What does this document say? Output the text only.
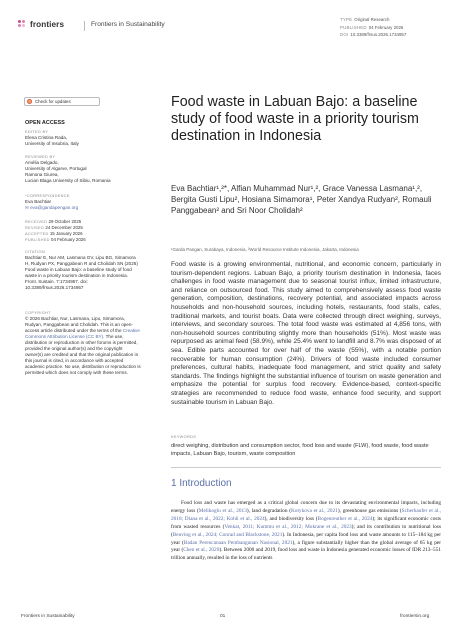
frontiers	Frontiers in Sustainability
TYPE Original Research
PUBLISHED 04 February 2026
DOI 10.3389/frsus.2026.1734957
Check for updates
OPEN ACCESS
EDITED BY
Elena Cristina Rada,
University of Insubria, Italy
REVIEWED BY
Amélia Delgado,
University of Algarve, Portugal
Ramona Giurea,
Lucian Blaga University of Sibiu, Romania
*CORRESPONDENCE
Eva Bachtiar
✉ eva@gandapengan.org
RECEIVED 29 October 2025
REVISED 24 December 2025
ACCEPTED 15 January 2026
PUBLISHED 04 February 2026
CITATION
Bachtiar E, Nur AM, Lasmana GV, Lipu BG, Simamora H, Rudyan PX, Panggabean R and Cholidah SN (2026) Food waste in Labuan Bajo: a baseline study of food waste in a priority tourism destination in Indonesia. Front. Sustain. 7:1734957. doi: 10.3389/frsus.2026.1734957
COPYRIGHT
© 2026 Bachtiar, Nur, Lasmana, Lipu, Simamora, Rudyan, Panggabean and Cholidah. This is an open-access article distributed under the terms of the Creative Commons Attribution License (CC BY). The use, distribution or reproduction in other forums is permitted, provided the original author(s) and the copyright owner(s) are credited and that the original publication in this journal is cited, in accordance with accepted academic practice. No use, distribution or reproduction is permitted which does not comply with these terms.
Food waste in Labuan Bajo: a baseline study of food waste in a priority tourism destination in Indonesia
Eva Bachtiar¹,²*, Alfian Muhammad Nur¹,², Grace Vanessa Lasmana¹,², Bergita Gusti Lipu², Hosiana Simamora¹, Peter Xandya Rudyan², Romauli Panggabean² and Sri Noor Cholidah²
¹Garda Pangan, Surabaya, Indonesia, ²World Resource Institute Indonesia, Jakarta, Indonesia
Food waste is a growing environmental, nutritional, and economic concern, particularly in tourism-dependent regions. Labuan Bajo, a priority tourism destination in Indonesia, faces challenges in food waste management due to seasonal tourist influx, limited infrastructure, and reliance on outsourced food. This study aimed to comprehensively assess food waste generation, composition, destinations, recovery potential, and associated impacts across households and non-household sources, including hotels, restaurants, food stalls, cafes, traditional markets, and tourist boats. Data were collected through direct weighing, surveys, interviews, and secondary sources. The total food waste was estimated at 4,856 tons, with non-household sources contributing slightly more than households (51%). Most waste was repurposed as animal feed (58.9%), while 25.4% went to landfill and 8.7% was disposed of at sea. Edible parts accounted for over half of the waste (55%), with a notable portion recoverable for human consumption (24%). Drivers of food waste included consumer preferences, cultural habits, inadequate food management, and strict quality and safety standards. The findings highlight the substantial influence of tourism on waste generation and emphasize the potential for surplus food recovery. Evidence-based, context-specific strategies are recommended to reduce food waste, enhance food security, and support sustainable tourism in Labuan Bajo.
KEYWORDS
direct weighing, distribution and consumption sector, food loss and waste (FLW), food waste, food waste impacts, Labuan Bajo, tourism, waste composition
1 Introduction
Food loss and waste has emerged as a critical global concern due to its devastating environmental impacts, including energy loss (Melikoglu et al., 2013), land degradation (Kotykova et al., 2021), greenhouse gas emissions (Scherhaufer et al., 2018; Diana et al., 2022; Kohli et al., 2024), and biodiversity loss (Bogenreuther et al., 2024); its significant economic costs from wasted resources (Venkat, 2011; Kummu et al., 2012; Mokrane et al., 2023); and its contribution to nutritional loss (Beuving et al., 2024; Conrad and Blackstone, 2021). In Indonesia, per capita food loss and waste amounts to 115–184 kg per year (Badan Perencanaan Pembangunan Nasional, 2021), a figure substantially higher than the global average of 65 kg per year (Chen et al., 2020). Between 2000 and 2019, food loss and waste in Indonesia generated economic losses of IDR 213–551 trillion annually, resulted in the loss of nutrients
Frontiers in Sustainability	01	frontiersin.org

........

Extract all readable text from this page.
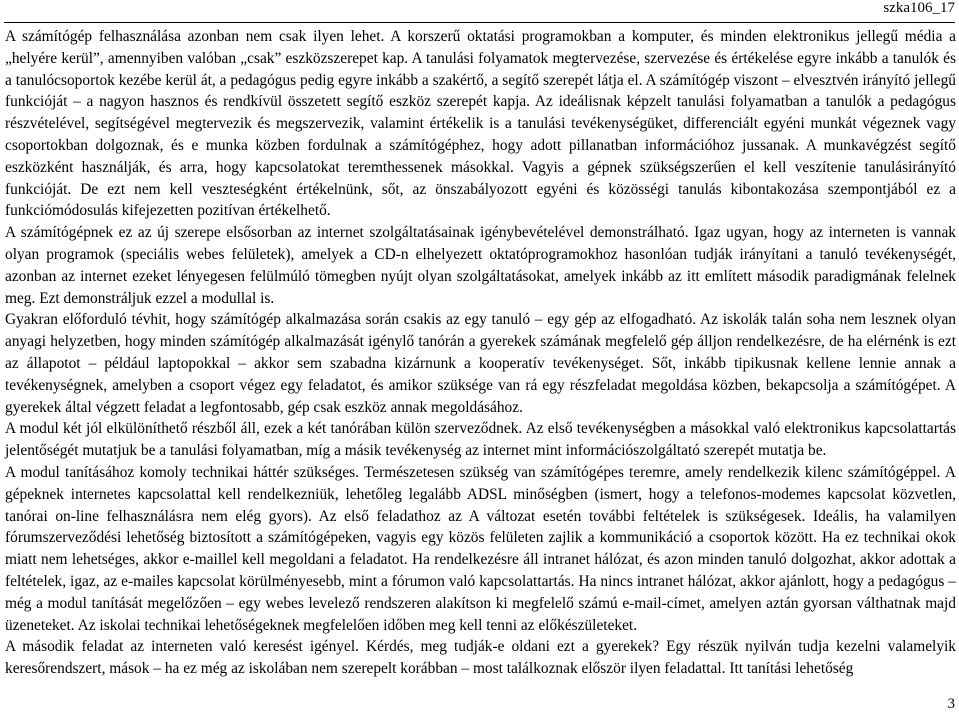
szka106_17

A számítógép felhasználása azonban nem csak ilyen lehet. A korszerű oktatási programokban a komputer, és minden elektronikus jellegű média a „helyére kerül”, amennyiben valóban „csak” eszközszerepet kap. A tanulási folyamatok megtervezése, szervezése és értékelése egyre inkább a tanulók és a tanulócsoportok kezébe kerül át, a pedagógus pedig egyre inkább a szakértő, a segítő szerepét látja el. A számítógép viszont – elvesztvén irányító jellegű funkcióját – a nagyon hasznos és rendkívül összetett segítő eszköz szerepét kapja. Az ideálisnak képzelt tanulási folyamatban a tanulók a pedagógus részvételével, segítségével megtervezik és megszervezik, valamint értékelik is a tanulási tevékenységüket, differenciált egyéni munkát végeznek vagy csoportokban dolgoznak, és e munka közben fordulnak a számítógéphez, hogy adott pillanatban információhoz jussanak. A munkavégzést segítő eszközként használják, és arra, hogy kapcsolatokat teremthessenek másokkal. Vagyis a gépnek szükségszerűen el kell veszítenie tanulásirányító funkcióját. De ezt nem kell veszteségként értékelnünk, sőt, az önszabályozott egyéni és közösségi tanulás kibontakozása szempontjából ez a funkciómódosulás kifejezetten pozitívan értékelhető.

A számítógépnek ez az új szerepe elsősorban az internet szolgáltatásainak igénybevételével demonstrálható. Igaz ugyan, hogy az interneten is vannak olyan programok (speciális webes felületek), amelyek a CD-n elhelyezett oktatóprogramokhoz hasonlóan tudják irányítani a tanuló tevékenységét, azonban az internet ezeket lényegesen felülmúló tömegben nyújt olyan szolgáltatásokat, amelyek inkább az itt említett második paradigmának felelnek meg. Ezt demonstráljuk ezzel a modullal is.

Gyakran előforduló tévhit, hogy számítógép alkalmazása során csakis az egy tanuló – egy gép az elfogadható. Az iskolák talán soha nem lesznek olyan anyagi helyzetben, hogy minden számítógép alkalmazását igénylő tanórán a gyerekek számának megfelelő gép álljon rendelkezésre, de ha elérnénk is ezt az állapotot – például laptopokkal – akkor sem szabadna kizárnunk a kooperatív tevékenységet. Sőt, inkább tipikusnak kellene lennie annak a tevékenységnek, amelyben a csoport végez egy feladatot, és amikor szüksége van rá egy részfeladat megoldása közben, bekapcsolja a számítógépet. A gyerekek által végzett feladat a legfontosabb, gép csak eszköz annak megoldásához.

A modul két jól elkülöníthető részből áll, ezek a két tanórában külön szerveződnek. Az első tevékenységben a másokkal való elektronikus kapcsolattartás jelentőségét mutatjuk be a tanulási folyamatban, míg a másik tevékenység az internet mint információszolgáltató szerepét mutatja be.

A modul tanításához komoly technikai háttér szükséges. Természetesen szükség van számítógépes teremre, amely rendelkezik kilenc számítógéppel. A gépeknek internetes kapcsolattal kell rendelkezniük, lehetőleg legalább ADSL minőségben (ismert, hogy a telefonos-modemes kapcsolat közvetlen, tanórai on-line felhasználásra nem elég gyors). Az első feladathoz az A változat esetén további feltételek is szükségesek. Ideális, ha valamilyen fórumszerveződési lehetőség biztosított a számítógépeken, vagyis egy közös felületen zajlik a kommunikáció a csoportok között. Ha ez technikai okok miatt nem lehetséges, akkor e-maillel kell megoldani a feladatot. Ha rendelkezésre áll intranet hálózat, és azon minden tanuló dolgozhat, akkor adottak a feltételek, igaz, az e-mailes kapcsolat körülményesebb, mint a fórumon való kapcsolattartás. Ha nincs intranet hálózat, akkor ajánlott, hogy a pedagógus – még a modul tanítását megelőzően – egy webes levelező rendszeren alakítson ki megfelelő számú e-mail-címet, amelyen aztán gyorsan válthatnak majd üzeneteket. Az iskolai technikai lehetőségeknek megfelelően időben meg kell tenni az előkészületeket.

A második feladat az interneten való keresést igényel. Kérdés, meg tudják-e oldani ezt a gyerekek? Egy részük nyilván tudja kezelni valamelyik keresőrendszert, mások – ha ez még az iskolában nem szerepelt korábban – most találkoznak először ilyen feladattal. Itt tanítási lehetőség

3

........

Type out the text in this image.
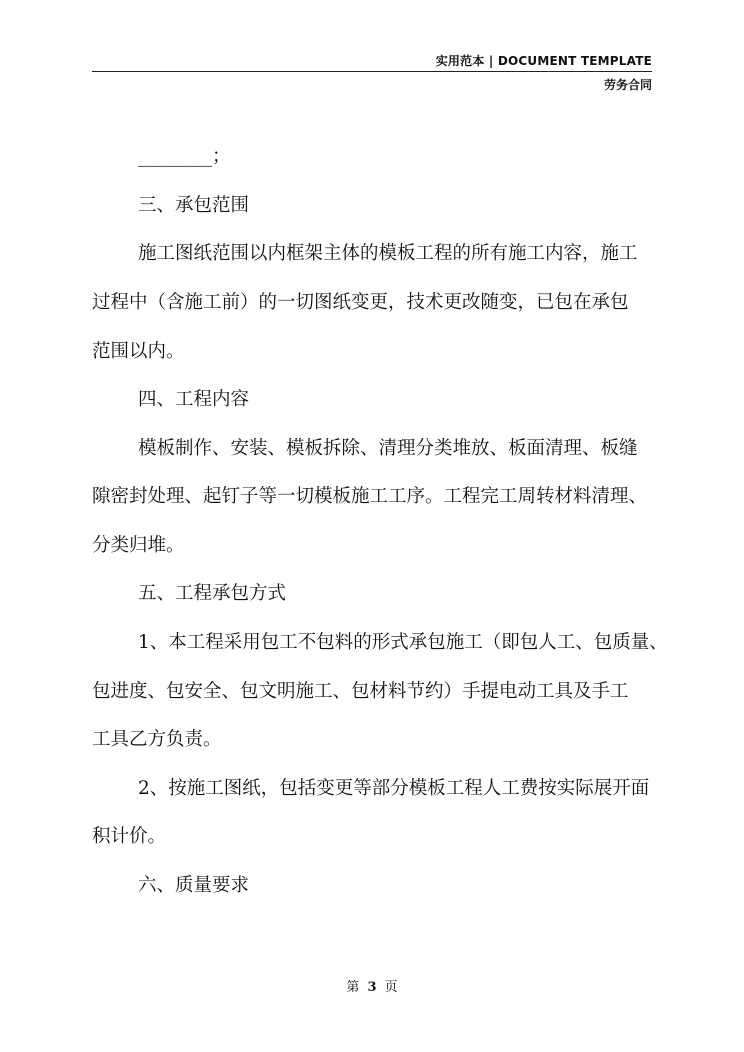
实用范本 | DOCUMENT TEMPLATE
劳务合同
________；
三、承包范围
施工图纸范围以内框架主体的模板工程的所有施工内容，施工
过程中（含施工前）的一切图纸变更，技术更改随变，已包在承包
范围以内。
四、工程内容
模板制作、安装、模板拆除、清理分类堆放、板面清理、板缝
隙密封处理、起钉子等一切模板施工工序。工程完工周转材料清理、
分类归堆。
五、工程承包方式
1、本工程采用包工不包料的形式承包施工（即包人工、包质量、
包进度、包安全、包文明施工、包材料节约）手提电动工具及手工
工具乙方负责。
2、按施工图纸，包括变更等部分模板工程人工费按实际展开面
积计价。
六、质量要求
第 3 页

........

(Written task): Go through the records and show every line with the string "from" in it.

(Full solution):
Food loss and waste has emerged as a critical global concern due to its devastating environmental impacts, including energy loss (Melikoglu et al., 2013), land degradation (Kotykova et al., 2021), greenhouse gas emissions (Scherhaufer et al., 2018; Diana et al., 2022; Kohli et al., 2024), and biodiversity loss (Bogenreuther et al., 2024); its significant economic costs from wasted resources (Venkat, 2011; Kummu et al., 2012; Mokrane et al., 2023); and its contribution to nutritional loss (Beuving et al., 2024; Conrad and Blackstone, 2021). In Indonesia, per capita food loss and waste amounts to 115–184 kg per year (Badan Perencanaan Pembangunan Nasional, 2021), a figure substantially higher than the global average of 65 kg per year (Chen et al., 2020). Between 2000 and 2019, food loss and waste in Indonesia generated economic losses of IDR 213–551 trillion annually, resulted in the loss of nutrients
Extract all readable text from this page.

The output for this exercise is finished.